→ **EXCERPTED RECORDS**:
▼
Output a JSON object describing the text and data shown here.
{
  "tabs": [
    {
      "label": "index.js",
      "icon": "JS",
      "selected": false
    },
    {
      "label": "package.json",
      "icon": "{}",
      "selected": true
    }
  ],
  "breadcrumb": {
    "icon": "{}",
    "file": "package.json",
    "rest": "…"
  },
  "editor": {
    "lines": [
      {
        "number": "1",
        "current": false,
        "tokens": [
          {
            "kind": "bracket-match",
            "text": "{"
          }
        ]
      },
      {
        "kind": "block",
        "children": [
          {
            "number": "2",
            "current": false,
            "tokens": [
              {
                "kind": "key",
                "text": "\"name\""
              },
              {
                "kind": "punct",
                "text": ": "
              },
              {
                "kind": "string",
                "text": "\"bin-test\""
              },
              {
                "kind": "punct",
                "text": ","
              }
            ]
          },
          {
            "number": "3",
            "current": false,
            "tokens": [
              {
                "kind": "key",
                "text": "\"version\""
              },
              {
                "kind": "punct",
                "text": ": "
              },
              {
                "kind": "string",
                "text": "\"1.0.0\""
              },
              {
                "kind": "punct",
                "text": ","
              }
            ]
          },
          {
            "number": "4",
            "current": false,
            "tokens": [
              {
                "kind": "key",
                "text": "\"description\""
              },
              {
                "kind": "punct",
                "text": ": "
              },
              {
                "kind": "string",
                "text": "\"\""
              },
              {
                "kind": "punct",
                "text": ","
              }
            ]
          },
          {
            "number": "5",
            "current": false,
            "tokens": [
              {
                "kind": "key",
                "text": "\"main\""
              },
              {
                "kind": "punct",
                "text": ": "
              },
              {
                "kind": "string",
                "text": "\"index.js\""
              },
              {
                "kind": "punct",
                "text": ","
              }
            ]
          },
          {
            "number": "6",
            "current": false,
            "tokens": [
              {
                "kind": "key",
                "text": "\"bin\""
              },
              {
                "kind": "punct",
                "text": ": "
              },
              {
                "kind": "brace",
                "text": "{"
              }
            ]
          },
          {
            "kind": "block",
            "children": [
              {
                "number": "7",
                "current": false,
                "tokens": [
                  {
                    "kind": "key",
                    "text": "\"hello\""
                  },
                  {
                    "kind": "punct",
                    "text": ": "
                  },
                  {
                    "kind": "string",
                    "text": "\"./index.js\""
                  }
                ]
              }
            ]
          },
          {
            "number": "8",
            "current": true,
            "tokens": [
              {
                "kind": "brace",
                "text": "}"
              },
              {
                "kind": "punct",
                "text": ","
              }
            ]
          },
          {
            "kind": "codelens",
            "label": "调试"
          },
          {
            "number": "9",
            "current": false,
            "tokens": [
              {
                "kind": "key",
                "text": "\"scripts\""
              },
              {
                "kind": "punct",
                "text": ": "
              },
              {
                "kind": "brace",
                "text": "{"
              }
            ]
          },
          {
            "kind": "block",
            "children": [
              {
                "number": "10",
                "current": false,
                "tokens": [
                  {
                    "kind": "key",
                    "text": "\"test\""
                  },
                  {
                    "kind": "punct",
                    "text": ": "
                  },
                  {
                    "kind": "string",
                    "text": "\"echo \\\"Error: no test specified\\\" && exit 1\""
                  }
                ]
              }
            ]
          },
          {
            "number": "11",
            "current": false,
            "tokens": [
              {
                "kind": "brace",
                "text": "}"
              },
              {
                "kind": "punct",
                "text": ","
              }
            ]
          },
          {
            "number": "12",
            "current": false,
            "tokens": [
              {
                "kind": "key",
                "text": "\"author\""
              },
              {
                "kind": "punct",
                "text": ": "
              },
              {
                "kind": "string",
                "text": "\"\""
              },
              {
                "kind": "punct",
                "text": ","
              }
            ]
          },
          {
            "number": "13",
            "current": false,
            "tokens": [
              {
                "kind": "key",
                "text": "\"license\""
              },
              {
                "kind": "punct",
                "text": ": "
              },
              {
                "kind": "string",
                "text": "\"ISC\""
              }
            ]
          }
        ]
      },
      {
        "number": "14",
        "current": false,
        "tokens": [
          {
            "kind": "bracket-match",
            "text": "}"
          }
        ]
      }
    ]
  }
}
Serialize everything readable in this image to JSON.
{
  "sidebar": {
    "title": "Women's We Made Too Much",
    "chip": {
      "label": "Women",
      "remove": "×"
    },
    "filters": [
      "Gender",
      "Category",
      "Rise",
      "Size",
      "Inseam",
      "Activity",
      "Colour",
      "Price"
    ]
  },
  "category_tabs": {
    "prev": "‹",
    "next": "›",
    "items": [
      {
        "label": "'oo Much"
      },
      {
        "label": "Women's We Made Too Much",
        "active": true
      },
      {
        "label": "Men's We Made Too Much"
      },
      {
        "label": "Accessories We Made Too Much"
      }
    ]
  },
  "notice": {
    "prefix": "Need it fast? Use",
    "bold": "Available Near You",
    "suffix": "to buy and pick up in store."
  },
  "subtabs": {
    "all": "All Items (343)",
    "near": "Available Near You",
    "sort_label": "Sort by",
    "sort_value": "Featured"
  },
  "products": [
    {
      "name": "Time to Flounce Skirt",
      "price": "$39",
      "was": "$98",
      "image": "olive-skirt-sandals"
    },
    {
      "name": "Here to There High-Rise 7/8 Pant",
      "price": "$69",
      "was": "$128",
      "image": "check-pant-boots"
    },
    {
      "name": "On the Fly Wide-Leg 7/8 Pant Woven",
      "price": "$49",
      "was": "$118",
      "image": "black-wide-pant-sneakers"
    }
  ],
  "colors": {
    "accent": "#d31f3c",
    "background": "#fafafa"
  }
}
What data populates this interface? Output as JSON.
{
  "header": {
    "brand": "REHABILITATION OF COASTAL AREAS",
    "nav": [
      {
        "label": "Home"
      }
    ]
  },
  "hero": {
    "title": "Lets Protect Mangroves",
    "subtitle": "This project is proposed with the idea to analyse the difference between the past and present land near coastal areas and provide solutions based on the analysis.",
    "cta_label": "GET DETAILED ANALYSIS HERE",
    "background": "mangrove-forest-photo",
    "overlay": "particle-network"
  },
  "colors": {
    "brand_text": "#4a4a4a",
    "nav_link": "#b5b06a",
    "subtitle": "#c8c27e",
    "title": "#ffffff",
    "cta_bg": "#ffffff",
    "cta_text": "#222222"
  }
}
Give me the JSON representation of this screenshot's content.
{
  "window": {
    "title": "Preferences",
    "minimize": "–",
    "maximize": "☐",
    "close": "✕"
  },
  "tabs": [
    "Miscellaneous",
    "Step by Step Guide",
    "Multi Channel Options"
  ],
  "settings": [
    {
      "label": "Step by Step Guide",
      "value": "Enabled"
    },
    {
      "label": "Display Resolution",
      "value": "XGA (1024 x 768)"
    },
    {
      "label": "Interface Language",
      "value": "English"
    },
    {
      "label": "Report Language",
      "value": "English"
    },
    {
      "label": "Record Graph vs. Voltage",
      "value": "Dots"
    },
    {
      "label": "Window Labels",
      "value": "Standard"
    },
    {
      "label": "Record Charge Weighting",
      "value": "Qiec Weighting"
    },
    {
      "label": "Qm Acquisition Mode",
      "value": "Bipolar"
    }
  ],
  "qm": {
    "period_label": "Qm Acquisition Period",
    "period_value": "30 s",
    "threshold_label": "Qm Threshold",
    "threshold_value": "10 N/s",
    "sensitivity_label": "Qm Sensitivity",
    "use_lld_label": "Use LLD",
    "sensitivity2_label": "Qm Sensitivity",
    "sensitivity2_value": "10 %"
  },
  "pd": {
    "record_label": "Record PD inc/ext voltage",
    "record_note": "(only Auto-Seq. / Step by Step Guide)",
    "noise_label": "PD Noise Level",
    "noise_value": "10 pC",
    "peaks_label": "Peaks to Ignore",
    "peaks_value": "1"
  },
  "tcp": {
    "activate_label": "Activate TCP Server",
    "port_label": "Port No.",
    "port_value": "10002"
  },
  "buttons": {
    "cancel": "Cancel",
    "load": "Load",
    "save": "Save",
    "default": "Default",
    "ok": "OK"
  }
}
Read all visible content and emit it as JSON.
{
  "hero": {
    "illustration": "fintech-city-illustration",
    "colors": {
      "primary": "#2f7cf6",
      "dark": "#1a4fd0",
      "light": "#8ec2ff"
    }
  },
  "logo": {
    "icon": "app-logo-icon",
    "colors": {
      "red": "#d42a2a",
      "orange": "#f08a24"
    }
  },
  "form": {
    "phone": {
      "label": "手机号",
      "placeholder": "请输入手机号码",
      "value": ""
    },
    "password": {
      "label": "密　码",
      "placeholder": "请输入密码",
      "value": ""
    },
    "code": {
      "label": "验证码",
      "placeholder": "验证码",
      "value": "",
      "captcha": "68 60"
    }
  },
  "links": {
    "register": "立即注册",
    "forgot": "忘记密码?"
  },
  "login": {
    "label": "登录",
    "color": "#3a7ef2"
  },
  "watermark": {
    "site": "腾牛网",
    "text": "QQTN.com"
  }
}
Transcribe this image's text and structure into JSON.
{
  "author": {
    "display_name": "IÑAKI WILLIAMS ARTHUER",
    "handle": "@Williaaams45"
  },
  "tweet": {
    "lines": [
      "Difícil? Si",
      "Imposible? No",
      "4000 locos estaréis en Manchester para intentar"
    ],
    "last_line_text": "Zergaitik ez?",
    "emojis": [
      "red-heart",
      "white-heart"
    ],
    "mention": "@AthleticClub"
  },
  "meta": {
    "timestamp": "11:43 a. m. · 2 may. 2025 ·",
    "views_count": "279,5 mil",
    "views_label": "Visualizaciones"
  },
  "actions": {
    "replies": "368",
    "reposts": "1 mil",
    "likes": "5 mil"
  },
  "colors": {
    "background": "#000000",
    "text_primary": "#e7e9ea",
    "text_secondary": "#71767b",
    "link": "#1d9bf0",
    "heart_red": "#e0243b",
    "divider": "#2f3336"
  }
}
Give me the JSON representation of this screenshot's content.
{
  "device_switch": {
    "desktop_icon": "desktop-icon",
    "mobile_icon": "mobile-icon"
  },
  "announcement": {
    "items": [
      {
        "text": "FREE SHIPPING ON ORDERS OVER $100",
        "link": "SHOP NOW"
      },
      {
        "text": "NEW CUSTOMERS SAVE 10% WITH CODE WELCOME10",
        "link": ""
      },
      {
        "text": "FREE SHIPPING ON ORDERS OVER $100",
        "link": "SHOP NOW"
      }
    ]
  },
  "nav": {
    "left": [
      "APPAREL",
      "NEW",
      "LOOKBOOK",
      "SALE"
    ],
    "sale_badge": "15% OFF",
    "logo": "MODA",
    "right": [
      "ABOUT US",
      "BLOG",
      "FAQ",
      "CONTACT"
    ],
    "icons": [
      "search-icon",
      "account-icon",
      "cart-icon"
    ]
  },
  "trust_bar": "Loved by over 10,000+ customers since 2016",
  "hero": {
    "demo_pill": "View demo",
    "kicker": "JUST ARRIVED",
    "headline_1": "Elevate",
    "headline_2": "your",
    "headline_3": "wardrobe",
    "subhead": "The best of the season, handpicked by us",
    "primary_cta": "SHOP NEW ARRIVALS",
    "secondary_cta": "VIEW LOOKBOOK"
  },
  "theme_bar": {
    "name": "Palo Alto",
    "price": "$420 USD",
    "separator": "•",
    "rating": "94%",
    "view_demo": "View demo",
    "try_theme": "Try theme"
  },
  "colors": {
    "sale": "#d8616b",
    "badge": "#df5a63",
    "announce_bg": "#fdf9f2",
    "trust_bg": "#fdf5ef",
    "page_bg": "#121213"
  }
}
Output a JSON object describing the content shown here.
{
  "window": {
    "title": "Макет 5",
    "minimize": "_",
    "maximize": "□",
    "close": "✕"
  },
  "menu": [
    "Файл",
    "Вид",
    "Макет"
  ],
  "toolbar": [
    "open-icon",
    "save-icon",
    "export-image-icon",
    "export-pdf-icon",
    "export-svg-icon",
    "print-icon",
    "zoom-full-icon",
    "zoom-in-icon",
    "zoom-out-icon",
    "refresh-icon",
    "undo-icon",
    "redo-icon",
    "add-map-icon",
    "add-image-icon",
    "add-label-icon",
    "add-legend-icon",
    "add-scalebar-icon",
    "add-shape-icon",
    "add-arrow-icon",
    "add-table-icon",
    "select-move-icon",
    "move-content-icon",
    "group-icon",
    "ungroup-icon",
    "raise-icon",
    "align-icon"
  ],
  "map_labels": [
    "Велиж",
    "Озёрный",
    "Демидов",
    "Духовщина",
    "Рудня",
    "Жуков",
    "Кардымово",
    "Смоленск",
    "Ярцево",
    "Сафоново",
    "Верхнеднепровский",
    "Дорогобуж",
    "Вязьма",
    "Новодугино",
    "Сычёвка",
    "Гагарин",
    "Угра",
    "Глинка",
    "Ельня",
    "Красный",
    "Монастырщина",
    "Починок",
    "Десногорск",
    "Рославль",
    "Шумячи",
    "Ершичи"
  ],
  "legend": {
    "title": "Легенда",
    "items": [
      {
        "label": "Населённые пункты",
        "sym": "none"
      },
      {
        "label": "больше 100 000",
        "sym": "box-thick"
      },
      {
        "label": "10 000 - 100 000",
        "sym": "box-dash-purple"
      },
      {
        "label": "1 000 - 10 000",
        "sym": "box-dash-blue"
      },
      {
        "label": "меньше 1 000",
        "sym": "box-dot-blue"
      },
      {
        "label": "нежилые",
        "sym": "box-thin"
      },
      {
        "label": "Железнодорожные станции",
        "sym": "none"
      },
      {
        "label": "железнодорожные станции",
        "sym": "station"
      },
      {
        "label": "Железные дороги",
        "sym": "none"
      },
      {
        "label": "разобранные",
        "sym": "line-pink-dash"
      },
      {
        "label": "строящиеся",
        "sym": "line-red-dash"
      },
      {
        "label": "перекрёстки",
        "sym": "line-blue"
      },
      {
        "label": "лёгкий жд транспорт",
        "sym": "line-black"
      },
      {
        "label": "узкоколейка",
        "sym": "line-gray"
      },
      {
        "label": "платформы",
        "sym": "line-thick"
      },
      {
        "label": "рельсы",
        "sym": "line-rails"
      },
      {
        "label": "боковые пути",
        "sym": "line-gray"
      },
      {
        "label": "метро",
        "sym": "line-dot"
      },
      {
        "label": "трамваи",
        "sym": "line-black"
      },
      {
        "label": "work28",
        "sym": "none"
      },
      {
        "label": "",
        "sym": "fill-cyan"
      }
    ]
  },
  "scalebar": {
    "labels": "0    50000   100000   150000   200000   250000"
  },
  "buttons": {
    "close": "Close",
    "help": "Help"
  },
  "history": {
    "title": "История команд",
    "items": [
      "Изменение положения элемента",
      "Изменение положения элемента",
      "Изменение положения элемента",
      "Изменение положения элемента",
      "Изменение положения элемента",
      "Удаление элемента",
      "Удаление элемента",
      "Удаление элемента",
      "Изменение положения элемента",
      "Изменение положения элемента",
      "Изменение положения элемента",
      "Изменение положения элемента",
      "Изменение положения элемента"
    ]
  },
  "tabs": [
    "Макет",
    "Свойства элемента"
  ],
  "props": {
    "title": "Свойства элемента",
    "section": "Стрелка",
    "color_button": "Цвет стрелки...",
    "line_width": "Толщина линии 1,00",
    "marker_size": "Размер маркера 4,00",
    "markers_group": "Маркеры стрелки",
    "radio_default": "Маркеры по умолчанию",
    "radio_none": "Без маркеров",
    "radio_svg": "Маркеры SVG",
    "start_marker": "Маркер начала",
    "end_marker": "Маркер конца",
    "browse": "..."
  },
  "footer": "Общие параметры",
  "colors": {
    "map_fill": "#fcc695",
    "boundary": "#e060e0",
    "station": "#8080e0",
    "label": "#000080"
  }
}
▲
→ **EXERCISE PROMPT**:
Copy, from the material above, each line in which the string "export" occurs.

→ **OUTPUT**:
    "export-image-icon",
    "export-pdf-icon",
    "export-svg-icon",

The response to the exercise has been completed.